Figure content listings
- - - -

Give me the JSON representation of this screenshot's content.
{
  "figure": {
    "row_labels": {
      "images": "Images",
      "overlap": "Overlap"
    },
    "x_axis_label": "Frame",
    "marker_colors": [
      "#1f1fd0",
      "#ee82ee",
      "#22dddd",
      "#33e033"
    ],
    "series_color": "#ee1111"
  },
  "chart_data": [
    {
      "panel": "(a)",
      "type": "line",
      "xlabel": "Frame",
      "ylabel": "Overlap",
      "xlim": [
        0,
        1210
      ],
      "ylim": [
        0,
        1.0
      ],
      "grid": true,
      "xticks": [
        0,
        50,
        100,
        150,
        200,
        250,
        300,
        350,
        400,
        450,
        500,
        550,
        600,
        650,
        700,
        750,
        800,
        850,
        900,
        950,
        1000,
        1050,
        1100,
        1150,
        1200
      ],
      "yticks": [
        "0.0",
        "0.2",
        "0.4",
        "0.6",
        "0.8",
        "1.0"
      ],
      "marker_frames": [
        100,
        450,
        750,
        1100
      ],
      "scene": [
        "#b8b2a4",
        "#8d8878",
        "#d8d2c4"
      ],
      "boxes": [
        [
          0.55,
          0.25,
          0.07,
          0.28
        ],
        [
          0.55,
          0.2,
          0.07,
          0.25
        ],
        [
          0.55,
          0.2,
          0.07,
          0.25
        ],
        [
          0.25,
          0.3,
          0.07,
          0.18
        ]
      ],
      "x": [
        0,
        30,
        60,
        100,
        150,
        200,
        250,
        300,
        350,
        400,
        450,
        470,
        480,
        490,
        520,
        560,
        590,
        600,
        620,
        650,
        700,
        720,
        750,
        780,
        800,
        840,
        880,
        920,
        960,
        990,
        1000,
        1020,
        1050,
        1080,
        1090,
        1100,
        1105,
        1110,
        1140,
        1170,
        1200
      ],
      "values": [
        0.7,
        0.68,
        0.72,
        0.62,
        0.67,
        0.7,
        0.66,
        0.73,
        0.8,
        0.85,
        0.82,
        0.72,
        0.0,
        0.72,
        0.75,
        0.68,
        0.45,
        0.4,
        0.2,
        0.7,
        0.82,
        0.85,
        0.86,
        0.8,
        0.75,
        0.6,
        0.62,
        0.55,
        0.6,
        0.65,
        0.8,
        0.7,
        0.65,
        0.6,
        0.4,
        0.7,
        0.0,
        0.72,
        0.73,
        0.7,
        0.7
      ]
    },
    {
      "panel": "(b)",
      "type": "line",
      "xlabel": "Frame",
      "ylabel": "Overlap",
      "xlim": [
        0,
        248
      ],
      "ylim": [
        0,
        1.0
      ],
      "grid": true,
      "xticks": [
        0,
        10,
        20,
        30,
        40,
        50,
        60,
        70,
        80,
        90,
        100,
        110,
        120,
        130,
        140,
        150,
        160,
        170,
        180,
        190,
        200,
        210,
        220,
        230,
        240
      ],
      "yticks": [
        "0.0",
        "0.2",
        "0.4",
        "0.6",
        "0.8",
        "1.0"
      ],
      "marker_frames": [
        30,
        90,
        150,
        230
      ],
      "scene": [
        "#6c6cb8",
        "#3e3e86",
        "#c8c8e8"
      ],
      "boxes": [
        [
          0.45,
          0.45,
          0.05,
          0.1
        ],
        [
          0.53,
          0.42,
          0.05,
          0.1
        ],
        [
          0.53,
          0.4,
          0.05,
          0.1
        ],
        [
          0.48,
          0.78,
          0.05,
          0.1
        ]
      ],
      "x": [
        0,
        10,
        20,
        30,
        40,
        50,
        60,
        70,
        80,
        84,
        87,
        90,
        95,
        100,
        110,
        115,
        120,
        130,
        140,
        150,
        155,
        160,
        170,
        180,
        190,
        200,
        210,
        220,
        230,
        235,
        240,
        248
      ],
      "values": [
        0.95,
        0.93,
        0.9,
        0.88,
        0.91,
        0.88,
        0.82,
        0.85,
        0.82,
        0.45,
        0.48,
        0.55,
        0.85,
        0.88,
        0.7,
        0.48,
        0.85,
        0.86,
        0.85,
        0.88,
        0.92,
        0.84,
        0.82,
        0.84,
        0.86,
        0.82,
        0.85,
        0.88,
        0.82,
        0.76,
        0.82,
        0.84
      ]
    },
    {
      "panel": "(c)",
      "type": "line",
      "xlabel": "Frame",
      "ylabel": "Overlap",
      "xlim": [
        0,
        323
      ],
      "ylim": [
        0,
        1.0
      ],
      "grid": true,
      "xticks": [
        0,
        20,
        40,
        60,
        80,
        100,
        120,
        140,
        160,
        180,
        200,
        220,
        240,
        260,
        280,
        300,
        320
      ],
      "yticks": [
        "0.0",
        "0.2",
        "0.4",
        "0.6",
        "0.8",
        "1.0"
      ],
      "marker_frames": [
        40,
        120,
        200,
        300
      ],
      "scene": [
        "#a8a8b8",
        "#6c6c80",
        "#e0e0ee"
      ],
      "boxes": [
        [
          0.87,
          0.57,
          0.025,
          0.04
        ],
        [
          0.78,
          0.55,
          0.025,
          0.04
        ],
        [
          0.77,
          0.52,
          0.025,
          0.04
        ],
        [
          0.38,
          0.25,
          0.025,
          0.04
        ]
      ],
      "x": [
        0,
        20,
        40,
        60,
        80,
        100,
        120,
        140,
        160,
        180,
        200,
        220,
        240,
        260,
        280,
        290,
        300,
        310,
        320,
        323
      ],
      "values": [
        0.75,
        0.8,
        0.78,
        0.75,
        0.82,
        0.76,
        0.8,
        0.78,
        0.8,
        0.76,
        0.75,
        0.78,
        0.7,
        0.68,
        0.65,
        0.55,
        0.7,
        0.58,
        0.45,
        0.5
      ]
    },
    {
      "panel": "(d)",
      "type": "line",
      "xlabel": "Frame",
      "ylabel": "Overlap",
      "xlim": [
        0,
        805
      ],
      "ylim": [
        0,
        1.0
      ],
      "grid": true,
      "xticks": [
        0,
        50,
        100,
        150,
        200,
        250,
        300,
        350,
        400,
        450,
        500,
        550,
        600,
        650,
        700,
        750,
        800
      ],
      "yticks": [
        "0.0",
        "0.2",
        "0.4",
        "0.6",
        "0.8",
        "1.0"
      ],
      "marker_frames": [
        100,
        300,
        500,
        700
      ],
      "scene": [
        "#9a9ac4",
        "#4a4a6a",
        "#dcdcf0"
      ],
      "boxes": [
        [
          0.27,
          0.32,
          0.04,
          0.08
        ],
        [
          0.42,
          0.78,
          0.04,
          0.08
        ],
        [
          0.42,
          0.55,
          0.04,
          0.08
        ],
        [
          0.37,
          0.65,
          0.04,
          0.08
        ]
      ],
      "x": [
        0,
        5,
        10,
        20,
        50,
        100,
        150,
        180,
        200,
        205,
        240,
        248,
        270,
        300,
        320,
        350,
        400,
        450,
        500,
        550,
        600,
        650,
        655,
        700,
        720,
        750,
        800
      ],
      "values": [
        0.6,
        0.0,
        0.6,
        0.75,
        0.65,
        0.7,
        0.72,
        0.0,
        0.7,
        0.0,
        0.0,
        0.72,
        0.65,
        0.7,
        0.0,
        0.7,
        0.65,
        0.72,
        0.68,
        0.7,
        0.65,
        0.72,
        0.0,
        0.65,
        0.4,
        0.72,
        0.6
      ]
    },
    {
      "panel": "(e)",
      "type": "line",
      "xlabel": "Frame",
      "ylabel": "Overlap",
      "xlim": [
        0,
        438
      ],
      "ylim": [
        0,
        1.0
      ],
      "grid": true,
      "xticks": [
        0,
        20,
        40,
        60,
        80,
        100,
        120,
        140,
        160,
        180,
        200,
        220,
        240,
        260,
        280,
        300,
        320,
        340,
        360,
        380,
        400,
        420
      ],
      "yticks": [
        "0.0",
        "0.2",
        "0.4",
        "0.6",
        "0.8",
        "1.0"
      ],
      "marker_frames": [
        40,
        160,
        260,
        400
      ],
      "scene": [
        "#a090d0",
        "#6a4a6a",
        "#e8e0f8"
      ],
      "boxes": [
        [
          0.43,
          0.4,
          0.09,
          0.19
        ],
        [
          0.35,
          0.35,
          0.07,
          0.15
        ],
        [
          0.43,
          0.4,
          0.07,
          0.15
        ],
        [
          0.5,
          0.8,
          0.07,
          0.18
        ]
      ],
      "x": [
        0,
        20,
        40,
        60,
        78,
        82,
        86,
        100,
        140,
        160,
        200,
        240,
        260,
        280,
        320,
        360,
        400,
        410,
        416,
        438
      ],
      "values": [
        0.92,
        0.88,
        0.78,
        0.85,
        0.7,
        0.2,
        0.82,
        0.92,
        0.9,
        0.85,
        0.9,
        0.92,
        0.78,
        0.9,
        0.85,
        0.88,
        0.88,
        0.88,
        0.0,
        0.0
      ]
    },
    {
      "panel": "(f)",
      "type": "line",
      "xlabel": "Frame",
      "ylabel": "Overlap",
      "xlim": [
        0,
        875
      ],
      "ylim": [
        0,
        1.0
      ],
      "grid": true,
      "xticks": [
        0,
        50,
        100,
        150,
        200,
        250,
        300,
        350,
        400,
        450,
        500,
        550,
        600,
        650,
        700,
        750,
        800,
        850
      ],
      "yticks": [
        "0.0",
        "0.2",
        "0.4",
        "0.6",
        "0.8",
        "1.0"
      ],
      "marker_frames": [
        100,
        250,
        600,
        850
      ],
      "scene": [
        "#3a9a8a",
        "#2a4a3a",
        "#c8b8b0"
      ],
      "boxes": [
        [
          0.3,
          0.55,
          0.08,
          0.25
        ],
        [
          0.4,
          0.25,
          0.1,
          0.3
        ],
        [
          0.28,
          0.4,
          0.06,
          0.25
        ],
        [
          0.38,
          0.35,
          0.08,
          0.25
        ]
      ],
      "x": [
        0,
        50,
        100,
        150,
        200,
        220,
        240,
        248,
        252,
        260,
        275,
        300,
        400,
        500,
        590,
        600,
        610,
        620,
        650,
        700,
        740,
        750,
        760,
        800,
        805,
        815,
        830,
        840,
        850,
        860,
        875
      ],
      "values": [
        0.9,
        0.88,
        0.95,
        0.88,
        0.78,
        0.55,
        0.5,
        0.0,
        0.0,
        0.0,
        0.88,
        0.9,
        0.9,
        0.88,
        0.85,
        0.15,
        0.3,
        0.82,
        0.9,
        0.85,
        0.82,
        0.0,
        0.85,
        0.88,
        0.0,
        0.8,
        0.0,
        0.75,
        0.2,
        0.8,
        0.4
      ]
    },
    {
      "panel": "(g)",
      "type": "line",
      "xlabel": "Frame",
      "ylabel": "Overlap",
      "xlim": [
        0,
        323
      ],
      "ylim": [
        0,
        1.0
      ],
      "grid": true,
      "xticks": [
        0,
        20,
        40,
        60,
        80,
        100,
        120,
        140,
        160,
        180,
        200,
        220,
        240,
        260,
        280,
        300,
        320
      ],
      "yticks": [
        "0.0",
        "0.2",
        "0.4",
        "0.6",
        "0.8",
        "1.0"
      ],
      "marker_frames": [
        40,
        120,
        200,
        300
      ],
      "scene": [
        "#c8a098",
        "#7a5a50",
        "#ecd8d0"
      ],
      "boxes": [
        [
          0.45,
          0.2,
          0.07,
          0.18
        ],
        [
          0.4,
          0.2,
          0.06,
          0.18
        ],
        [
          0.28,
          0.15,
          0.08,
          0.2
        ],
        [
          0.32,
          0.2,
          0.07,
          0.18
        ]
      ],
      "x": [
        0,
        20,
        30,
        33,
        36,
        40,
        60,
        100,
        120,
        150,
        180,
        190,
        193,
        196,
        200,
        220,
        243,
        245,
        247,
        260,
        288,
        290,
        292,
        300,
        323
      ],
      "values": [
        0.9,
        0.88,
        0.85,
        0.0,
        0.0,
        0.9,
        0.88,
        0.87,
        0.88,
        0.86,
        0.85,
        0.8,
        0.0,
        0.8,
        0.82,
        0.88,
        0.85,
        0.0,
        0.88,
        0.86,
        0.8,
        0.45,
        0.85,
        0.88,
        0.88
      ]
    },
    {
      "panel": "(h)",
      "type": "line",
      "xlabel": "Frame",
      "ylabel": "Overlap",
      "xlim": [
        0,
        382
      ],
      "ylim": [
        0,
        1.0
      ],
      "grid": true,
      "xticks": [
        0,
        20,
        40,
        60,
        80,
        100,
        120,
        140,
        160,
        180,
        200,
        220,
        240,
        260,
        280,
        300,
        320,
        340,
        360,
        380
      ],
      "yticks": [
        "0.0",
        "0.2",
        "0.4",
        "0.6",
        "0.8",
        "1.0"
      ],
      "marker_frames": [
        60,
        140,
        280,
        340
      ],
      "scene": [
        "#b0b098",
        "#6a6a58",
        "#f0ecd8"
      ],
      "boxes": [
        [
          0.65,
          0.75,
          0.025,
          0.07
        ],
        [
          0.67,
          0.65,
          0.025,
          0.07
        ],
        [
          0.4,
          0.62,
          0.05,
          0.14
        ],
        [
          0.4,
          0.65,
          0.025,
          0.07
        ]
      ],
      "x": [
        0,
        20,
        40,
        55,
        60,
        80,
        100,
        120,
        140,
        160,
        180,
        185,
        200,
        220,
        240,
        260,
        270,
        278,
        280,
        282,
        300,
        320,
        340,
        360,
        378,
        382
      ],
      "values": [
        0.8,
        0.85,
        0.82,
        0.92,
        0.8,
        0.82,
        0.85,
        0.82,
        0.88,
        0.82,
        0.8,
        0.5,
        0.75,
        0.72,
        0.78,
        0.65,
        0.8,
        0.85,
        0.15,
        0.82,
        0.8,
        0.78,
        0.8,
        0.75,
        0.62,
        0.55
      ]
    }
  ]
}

- - - -

PROBLEM REQUIREMENTS ::
The records are above. How many lines in them contain the word "panel"? Give the number alone.

ANSWER TO THIS EXERCISE ::
8